Problem to solve: Write out every line of the data below as a numbered list, leaving out any blank lines.

--

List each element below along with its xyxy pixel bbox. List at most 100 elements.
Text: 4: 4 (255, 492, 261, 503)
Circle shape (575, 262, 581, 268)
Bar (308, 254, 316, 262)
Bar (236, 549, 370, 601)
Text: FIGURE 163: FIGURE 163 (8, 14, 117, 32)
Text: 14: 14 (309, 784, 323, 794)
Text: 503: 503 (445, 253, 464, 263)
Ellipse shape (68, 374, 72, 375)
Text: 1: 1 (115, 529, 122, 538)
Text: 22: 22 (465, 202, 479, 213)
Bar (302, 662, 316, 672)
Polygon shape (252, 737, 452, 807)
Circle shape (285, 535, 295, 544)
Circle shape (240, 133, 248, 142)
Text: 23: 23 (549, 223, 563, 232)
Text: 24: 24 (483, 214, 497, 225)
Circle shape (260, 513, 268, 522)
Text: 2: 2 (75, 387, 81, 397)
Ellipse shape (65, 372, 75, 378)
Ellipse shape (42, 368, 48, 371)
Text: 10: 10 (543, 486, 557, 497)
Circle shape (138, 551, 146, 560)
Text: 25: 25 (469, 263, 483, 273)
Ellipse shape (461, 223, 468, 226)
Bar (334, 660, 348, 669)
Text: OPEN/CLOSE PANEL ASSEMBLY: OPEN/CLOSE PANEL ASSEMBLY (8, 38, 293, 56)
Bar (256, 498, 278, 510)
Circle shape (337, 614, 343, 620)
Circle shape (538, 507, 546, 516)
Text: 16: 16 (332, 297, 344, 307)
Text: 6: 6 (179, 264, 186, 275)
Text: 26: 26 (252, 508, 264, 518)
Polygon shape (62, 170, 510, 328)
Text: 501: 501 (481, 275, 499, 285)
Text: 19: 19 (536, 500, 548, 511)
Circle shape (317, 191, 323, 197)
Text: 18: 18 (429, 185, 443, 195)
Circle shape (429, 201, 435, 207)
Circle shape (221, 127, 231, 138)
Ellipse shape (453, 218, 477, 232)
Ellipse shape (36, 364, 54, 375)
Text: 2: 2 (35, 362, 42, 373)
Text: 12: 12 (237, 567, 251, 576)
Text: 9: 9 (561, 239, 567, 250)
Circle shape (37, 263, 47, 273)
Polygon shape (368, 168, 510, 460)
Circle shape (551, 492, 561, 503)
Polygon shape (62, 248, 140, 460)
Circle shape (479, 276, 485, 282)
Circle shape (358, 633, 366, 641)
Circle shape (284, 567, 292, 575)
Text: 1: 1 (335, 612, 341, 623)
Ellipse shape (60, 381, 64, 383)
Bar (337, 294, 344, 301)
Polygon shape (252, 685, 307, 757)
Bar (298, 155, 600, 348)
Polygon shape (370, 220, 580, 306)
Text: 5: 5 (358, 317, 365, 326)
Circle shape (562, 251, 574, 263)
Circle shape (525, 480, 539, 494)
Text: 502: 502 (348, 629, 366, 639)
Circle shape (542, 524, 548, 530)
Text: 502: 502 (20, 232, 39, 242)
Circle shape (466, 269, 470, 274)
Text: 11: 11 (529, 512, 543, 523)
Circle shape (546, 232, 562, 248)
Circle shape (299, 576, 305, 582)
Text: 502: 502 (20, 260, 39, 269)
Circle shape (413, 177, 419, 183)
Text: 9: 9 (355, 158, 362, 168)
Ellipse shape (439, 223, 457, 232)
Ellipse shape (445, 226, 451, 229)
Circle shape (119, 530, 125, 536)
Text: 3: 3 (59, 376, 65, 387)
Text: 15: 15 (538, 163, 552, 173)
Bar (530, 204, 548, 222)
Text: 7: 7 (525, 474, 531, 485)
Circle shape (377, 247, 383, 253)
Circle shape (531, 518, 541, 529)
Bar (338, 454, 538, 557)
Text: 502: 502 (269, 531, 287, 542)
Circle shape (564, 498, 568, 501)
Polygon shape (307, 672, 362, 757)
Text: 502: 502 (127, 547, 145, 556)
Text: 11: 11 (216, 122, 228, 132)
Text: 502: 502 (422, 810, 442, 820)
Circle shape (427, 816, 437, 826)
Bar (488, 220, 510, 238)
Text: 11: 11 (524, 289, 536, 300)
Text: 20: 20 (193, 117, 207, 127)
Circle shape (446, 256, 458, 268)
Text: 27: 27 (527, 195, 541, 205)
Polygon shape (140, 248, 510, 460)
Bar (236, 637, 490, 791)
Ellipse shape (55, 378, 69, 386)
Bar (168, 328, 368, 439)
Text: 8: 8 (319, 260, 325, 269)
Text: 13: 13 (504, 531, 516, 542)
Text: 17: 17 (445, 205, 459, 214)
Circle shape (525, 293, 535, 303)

--

Written response:
1. List each element below along with its xyxy pixel bbox. List at most 100 elements.
2. Text: 4: 4 (255, 492, 261, 503)
3. Circle shape (575, 262, 581, 268)
4. Bar (308, 254, 316, 262)
5. Bar (236, 549, 370, 601)
6. Text: FIGURE 163: FIGURE 163 (8, 14, 117, 32)
7. Text: 14: 14 (309, 784, 323, 794)
8. Text: 503: 503 (445, 253, 464, 263)
9. Ellipse shape (68, 374, 72, 375)
10. Text: 1: 1 (115, 529, 122, 538)
11. Text: 22: 22 (465, 202, 479, 213)
12. Bar (302, 662, 316, 672)
13. Polygon shape (252, 737, 452, 807)
14. Circle shape (285, 535, 295, 544)
15. Circle shape (240, 133, 248, 142)
16. Text: 23: 23 (549, 223, 563, 232)
17. Text: 24: 24 (483, 214, 497, 225)
18. Circle shape (260, 513, 268, 522)
19. Text: 2: 2 (75, 387, 81, 397)
20. Ellipse shape (65, 372, 75, 378)
21. Ellipse shape (42, 368, 48, 371)
22. Text: 10: 10 (543, 486, 557, 497)
23. Circle shape (138, 551, 146, 560)
24. Text: 25: 25 (469, 263, 483, 273)
25. Ellipse shape (461, 223, 468, 226)
26. Bar (334, 660, 348, 669)
27. Text: OPEN/CLOSE PANEL ASSEMBLY: OPEN/CLOSE PANEL ASSEMBLY (8, 38, 293, 56)
28. Bar (256, 498, 278, 510)
29. Circle shape (337, 614, 343, 620)
30. Circle shape (538, 507, 546, 516)
31. Text: 16: 16 (332, 297, 344, 307)
32. Text: 6: 6 (179, 264, 186, 275)
33. Text: 26: 26 (252, 508, 264, 518)
34. Polygon shape (62, 170, 510, 328)
35. Text: 501: 501 (481, 275, 499, 285)
36. Text: 19: 19 (536, 500, 548, 511)
37. Circle shape (317, 191, 323, 197)
38. Text: 18: 18 (429, 185, 443, 195)
39. Circle shape (429, 201, 435, 207)
40. Circle shape (221, 127, 231, 138)
41. Ellipse shape (453, 218, 477, 232)
42. Ellipse shape (36, 364, 54, 375)
43. Text: 2: 2 (35, 362, 42, 373)
44. Text: 12: 12 (237, 567, 251, 576)
45. Text: 9: 9 (561, 239, 567, 250)
46. Circle shape (37, 263, 47, 273)
47. Polygon shape (368, 168, 510, 460)
48. Circle shape (551, 492, 561, 503)
49. Polygon shape (62, 248, 140, 460)
50. Circle shape (479, 276, 485, 282)
51. Circle shape (358, 633, 366, 641)
52. Circle shape (284, 567, 292, 575)
53. Text: 1: 1 (335, 612, 341, 623)
54. Ellipse shape (60, 381, 64, 383)
55. Bar (337, 294, 344, 301)
56. Polygon shape (252, 685, 307, 757)
57. Bar (298, 155, 600, 348)
58. Polygon shape (370, 220, 580, 306)
59. Text: 5: 5 (358, 317, 365, 326)
60. Circle shape (562, 251, 574, 263)
61. Circle shape (525, 480, 539, 494)
62. Text: 502: 502 (348, 629, 366, 639)
63. Circle shape (542, 524, 548, 530)
64. Text: 502: 502 (20, 232, 39, 242)
65. Circle shape (466, 269, 470, 274)
66. Text: 11: 11 (529, 512, 543, 523)
67. Circle shape (546, 232, 562, 248)
68. Circle shape (299, 576, 305, 582)
69. Text: 502: 502 (20, 260, 39, 269)
70. Circle shape (413, 177, 419, 183)
71. Text: 9: 9 (355, 158, 362, 168)
72. Ellipse shape (439, 223, 457, 232)
73. Ellipse shape (445, 226, 451, 229)
74. Circle shape (119, 530, 125, 536)
75. Text: 3: 3 (59, 376, 65, 387)
76. Text: 15: 15 (538, 163, 552, 173)
77. Bar (530, 204, 548, 222)
78. Text: 7: 7 (525, 474, 531, 485)
79. Circle shape (377, 247, 383, 253)
80. Circle shape (531, 518, 541, 529)
81. Bar (338, 454, 538, 557)
82. Text: 502: 502 (269, 531, 287, 542)
83. Circle shape (564, 498, 568, 501)
84. Polygon shape (307, 672, 362, 757)
85. Text: 502: 502 (127, 547, 145, 556)
86. Text: 11: 11 (216, 122, 228, 132)
87. Text: 502: 502 (422, 810, 442, 820)
88. Circle shape (427, 816, 437, 826)
89. Bar (488, 220, 510, 238)
90. Text: 11: 11 (524, 289, 536, 300)
91. Text: 20: 20 (193, 117, 207, 127)
92. Circle shape (446, 256, 458, 268)
93. Text: 27: 27 (527, 195, 541, 205)
94. Polygon shape (140, 248, 510, 460)
95. Bar (236, 637, 490, 791)
96. Ellipse shape (55, 378, 69, 386)
97. Bar (168, 328, 368, 439)
98. Text: 8: 8 (319, 260, 325, 269)
99. Text: 13: 13 (504, 531, 516, 542)
100. Text: 17: 17 (445, 205, 459, 214)
101. Circle shape (525, 293, 535, 303)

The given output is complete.